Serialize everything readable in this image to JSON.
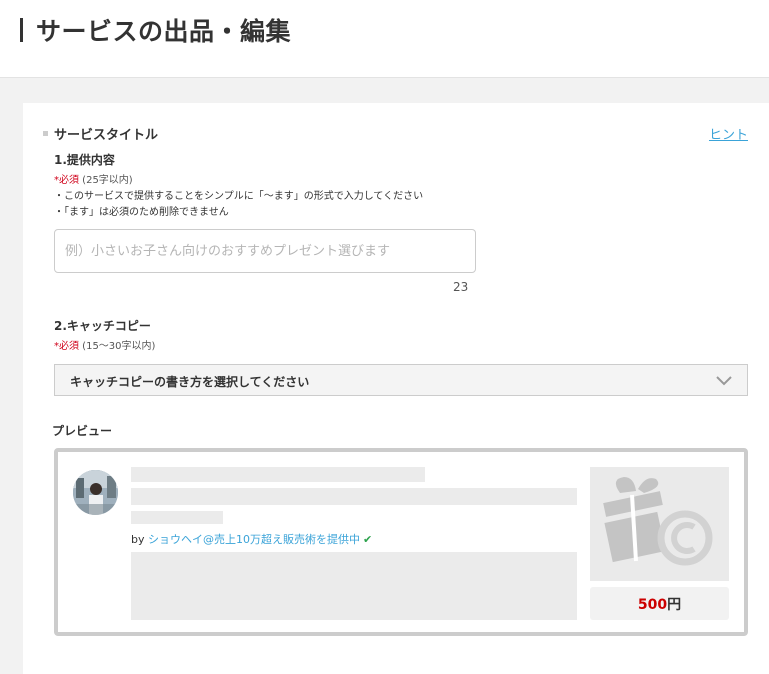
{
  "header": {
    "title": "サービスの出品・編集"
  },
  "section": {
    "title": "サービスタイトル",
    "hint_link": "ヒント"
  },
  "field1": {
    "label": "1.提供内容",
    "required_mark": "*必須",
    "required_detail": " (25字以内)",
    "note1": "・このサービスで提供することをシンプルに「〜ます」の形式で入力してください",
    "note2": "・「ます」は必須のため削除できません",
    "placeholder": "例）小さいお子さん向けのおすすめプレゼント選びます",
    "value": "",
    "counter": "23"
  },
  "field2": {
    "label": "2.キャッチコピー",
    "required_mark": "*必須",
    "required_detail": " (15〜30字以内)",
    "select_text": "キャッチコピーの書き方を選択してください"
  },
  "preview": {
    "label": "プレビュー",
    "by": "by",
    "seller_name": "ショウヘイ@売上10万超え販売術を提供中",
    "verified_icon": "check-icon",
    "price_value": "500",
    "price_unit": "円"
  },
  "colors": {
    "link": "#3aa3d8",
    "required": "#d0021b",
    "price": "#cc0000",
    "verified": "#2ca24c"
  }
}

...

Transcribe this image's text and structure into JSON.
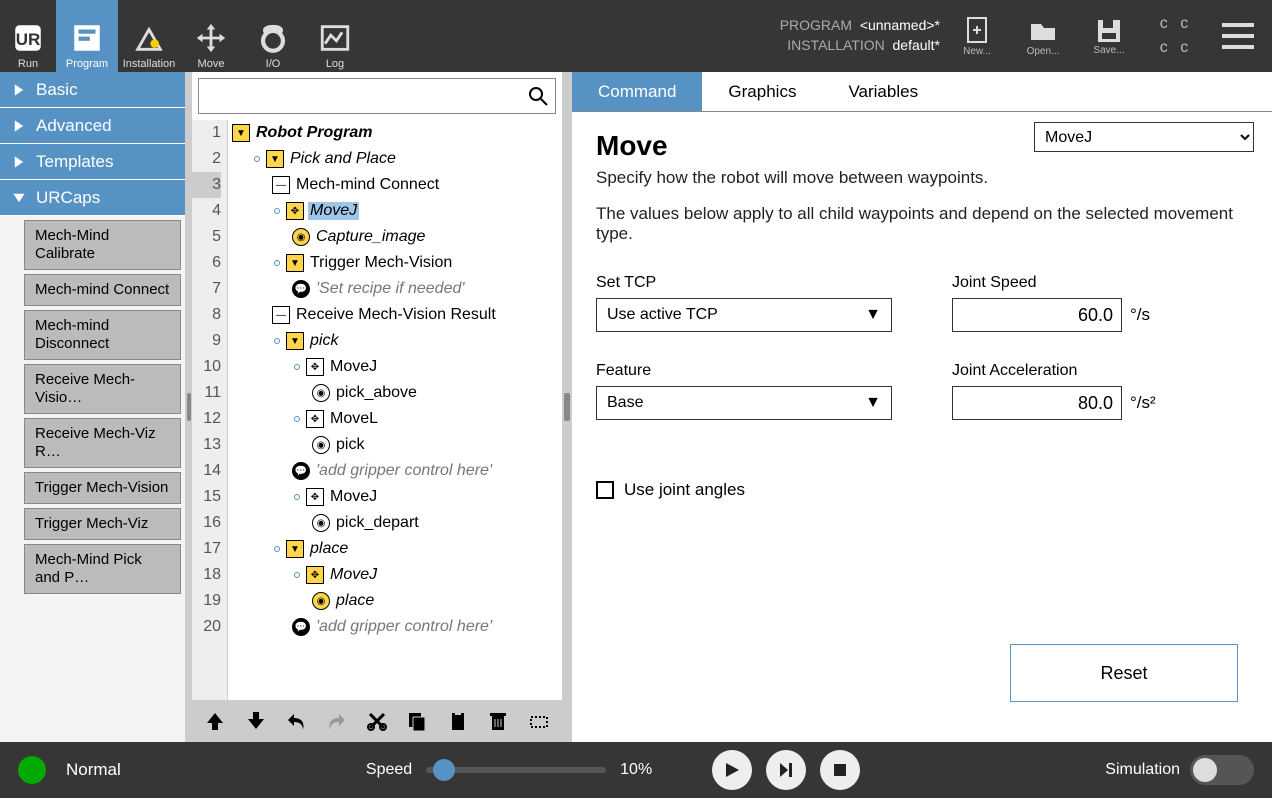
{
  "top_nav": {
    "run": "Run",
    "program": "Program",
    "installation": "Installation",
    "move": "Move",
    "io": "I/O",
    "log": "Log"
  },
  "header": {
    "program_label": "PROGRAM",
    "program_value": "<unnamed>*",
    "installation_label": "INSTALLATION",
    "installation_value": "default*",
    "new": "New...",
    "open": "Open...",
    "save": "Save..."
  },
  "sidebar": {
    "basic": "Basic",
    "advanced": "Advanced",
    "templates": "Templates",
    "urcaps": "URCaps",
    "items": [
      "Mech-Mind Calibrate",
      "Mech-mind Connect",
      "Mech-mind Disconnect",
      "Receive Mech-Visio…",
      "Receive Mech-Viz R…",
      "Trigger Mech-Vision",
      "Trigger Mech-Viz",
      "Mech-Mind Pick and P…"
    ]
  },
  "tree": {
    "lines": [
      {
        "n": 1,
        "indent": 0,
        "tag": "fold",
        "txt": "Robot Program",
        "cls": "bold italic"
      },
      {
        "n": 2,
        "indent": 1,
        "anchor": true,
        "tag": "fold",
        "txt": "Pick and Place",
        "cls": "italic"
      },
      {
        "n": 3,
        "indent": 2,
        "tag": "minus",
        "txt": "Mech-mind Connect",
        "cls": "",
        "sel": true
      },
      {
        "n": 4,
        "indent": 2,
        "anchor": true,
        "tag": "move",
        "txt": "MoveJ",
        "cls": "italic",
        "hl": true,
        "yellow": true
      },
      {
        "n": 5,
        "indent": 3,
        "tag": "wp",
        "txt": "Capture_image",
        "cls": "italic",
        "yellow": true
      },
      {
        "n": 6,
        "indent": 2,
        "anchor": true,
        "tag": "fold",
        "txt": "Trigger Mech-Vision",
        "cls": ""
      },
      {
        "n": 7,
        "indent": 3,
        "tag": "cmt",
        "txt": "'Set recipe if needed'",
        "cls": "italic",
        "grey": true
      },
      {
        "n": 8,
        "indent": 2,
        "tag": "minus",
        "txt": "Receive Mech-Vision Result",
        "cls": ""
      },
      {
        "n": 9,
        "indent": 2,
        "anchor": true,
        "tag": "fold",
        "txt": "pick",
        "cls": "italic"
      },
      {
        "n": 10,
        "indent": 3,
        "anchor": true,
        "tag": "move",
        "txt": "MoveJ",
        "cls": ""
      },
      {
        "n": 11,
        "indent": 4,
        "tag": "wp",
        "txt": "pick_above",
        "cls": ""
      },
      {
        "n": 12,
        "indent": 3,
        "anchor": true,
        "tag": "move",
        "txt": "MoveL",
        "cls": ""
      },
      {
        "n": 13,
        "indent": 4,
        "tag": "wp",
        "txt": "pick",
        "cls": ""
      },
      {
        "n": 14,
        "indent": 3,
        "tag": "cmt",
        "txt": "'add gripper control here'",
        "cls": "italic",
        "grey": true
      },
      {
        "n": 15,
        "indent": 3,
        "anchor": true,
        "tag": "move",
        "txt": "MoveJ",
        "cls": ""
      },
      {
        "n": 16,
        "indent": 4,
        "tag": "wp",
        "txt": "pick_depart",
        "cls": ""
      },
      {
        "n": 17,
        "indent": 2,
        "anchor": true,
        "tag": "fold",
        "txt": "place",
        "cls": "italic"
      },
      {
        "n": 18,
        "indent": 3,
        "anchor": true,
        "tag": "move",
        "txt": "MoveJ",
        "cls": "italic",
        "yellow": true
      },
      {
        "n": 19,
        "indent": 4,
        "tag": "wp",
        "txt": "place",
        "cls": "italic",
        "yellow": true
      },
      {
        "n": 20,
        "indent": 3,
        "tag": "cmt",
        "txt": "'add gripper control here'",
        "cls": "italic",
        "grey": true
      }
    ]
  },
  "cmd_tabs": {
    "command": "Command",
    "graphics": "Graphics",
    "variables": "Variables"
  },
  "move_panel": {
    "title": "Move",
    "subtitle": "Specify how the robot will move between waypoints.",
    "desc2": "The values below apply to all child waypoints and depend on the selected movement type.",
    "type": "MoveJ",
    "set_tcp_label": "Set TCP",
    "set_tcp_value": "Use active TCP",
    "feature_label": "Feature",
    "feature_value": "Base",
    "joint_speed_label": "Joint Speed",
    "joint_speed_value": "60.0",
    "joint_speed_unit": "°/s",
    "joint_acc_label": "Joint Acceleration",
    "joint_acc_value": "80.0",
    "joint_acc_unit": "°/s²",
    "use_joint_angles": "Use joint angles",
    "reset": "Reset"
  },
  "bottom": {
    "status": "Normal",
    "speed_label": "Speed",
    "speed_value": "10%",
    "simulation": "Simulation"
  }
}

==

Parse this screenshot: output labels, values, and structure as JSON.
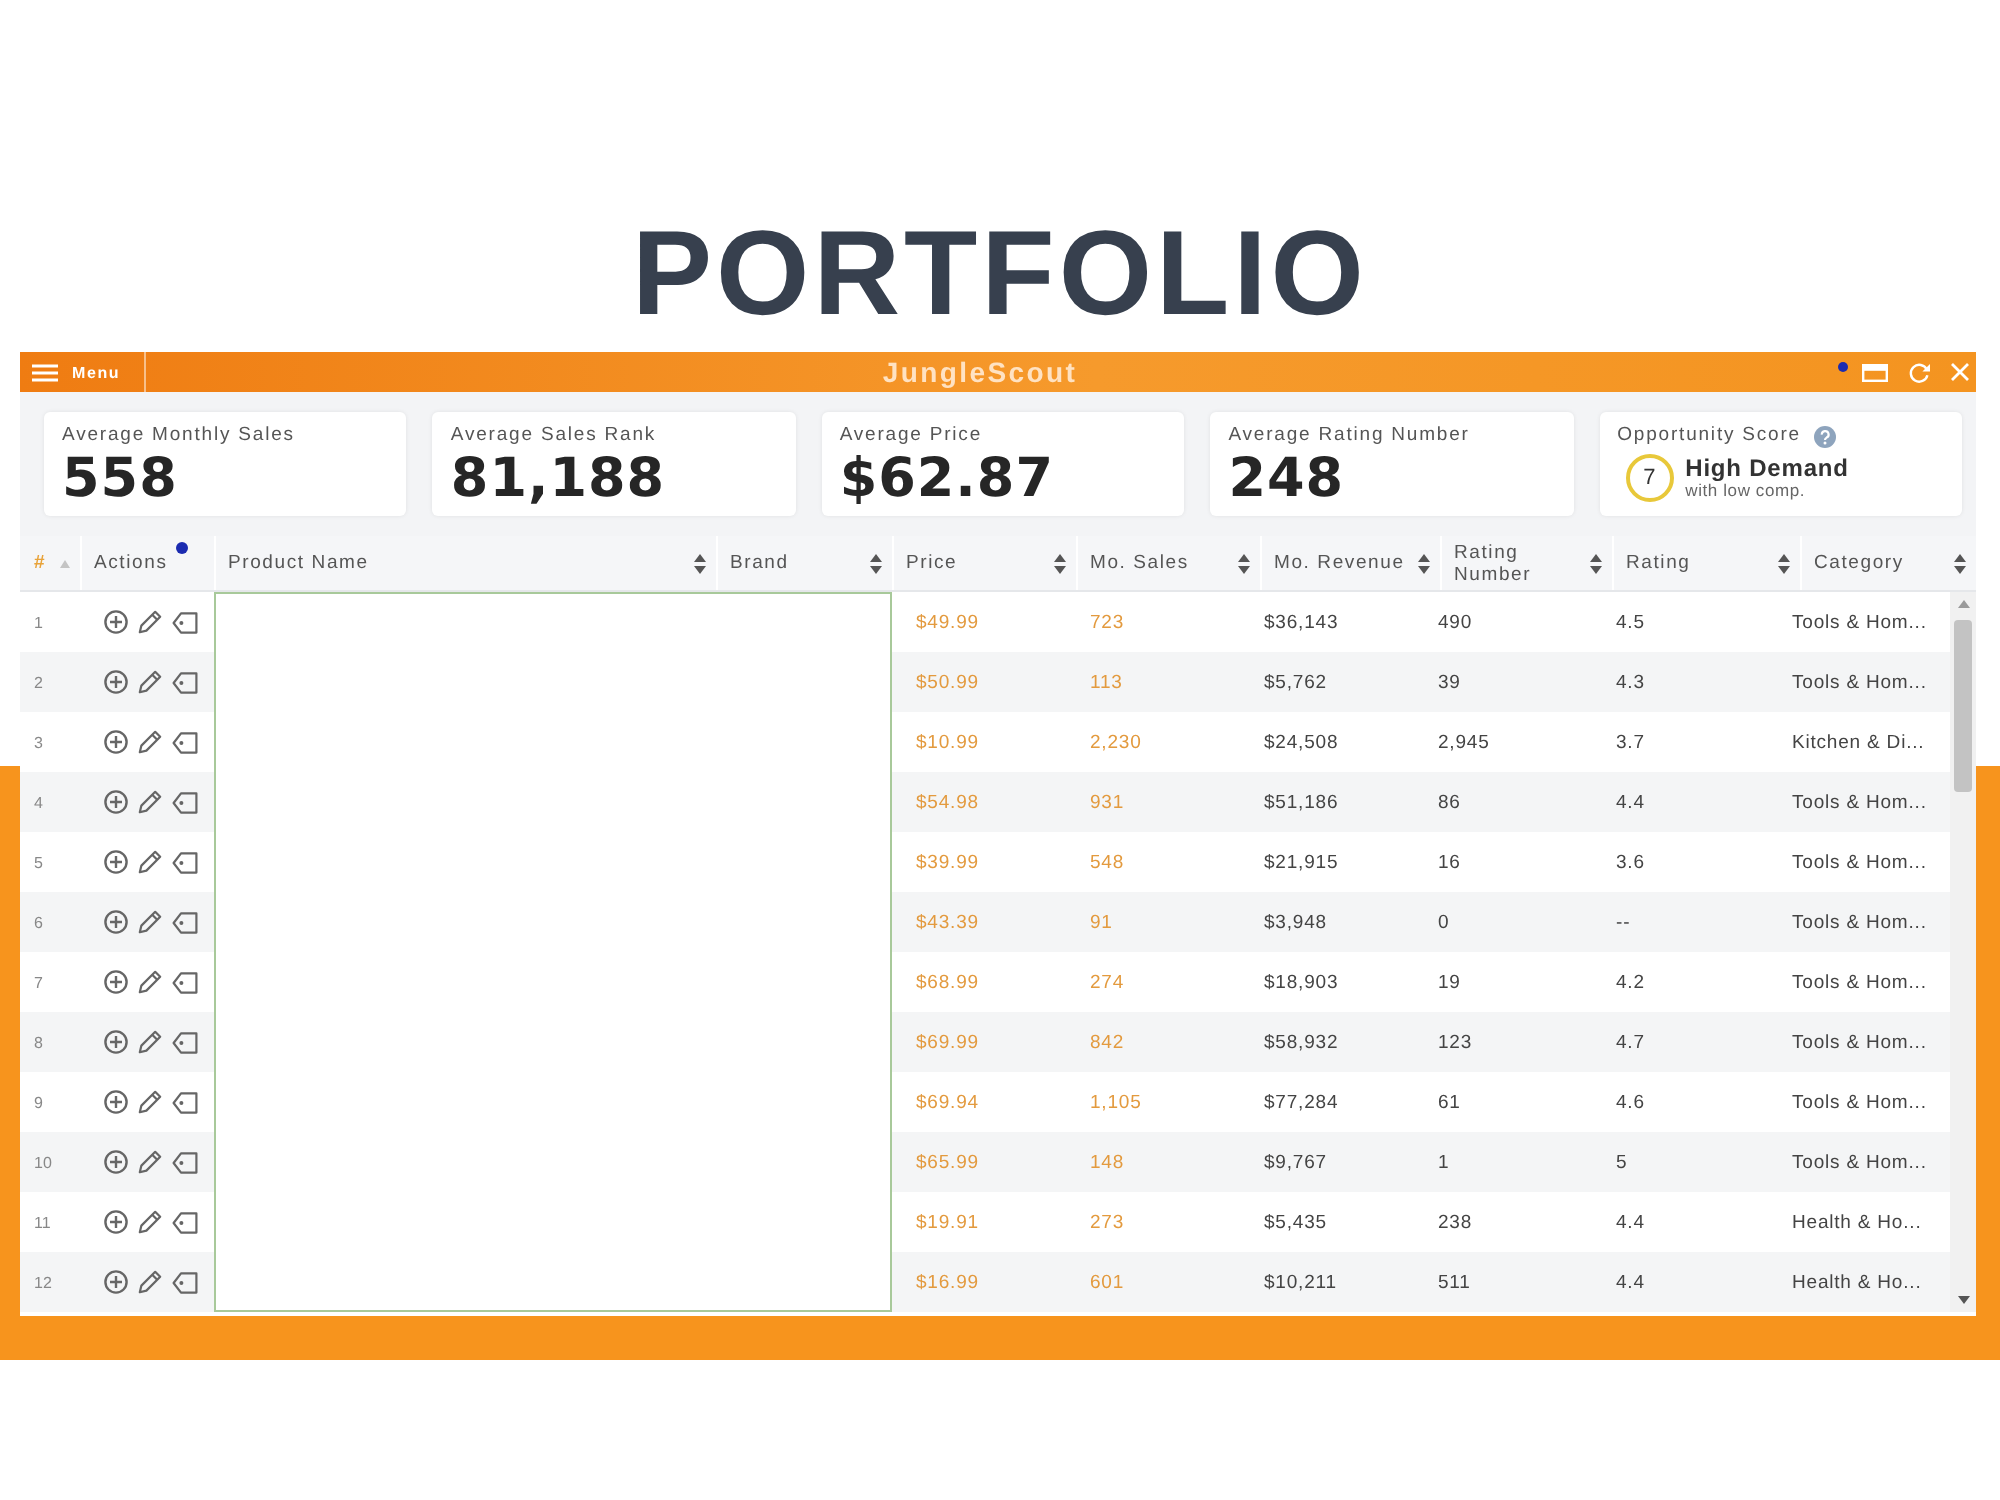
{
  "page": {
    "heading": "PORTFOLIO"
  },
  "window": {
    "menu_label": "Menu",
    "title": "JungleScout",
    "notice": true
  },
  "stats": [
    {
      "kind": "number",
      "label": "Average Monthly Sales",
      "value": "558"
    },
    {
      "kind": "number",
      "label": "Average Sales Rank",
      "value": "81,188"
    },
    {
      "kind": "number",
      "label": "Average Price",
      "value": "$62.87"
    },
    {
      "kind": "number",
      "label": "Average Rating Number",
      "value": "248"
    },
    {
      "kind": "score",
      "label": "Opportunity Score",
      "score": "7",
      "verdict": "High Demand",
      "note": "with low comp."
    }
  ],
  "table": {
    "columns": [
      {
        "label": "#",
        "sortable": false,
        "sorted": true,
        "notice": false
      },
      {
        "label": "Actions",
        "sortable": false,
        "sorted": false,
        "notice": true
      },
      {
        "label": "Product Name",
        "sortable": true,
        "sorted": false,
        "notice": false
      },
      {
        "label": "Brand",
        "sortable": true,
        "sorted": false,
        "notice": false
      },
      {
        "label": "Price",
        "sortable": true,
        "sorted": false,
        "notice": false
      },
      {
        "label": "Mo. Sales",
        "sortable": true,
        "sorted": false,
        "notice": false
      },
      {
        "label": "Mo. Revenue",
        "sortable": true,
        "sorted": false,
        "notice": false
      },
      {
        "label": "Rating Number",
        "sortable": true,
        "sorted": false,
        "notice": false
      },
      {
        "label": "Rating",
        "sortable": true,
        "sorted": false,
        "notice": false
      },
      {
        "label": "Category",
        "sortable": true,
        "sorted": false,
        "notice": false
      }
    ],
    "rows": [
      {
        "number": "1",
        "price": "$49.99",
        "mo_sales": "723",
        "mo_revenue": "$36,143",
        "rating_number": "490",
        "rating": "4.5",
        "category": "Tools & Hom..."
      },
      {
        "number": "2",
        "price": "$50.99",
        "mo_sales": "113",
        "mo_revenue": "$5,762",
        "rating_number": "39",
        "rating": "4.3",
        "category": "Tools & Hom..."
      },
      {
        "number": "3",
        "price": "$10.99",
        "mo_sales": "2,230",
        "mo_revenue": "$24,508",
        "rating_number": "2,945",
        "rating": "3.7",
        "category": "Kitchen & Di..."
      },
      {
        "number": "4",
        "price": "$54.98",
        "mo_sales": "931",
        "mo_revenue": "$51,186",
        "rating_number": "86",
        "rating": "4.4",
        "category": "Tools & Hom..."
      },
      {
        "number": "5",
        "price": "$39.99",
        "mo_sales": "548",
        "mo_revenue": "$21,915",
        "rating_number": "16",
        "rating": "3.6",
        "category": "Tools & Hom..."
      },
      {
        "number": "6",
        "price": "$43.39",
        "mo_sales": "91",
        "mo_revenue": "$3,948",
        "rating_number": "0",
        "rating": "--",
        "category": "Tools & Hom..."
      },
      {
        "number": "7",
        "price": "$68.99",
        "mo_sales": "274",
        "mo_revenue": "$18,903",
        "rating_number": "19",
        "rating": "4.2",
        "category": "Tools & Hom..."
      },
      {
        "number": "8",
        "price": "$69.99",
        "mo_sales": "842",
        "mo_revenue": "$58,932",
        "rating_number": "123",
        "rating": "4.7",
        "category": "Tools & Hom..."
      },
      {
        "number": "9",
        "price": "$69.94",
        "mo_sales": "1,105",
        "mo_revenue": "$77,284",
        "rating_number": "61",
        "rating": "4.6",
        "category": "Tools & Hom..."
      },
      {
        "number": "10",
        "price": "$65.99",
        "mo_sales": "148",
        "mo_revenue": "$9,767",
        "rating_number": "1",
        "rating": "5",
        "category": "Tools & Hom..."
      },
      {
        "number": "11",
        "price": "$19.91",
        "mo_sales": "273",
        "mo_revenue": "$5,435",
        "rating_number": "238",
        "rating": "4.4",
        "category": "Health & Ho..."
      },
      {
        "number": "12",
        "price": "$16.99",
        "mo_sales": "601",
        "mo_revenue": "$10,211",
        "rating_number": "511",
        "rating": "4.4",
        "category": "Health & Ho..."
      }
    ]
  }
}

Do this:
Where a line of the data holds "Trigger", show that line.

Task result:
      "Trigger Mech-Vision",
      "Trigger Mech-Viz",
        "txt": "Trigger Mech-Vision",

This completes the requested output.